───── TASK MATERIAL

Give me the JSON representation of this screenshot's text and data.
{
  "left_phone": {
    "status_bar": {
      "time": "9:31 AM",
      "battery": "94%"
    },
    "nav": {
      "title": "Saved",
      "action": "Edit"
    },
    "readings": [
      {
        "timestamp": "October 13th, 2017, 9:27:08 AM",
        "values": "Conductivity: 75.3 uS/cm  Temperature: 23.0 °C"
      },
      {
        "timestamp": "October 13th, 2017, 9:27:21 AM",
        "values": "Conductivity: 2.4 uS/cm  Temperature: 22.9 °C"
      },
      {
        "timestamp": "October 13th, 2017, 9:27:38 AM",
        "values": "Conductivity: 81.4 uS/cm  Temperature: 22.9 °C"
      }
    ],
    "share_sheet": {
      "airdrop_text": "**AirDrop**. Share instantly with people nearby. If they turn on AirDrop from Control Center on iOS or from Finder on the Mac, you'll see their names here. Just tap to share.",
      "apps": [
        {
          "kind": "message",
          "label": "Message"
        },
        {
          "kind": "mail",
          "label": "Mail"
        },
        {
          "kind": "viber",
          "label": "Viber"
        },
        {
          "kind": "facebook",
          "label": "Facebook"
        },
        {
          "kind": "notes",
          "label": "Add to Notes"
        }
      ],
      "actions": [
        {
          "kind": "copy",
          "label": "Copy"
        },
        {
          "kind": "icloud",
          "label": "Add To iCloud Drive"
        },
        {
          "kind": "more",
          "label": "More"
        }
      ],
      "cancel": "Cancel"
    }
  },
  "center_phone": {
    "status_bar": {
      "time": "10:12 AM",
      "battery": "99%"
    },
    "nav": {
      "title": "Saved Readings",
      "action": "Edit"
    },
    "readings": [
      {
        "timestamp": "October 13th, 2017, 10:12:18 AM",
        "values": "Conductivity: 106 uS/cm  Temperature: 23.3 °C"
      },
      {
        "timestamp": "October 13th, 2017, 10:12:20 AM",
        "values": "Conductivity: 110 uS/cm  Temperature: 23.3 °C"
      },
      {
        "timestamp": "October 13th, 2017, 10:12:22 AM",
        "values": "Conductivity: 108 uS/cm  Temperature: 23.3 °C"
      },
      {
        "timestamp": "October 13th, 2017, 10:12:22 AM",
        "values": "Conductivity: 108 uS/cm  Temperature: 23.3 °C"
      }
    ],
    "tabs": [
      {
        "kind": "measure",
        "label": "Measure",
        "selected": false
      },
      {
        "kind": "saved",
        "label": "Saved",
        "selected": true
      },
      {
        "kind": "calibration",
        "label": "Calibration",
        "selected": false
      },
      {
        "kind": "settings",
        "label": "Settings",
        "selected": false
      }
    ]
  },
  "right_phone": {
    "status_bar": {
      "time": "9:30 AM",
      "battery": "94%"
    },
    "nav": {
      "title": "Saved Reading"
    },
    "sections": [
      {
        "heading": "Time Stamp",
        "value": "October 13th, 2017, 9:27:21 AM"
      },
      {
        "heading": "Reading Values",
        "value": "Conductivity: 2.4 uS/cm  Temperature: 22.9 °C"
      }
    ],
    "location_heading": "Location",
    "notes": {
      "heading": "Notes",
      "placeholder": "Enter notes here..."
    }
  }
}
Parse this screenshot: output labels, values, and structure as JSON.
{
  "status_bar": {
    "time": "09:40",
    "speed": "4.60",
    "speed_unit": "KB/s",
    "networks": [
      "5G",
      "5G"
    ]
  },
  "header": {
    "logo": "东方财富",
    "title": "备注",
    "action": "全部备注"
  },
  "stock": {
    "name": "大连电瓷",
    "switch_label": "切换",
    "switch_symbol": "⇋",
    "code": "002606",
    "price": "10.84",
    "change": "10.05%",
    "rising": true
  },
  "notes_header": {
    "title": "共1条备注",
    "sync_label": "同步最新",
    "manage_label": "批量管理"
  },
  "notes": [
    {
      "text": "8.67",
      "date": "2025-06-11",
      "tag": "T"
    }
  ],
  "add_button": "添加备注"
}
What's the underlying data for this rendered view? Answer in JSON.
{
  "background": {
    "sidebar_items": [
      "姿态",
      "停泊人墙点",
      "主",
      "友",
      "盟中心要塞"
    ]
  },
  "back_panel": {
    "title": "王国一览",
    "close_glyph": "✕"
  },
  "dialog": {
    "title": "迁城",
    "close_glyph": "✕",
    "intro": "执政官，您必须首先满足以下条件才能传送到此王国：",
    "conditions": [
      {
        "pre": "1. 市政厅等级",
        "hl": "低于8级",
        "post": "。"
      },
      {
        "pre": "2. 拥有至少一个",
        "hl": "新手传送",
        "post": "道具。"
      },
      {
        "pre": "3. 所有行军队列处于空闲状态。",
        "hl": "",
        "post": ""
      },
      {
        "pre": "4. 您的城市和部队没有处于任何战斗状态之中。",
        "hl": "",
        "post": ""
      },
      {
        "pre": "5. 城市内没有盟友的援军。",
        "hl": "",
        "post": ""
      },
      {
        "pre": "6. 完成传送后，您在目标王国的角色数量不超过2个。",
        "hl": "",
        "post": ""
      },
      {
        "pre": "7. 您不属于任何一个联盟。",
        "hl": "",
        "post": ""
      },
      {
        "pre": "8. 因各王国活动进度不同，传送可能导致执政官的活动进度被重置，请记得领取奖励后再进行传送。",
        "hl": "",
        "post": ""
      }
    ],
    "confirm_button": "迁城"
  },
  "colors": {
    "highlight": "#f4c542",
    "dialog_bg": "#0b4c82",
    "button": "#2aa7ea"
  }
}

──────────

**WORK TO DO:** Determine how many lines above contain "here" as a word or string. Give the number alone.

**RESPONSE:** 2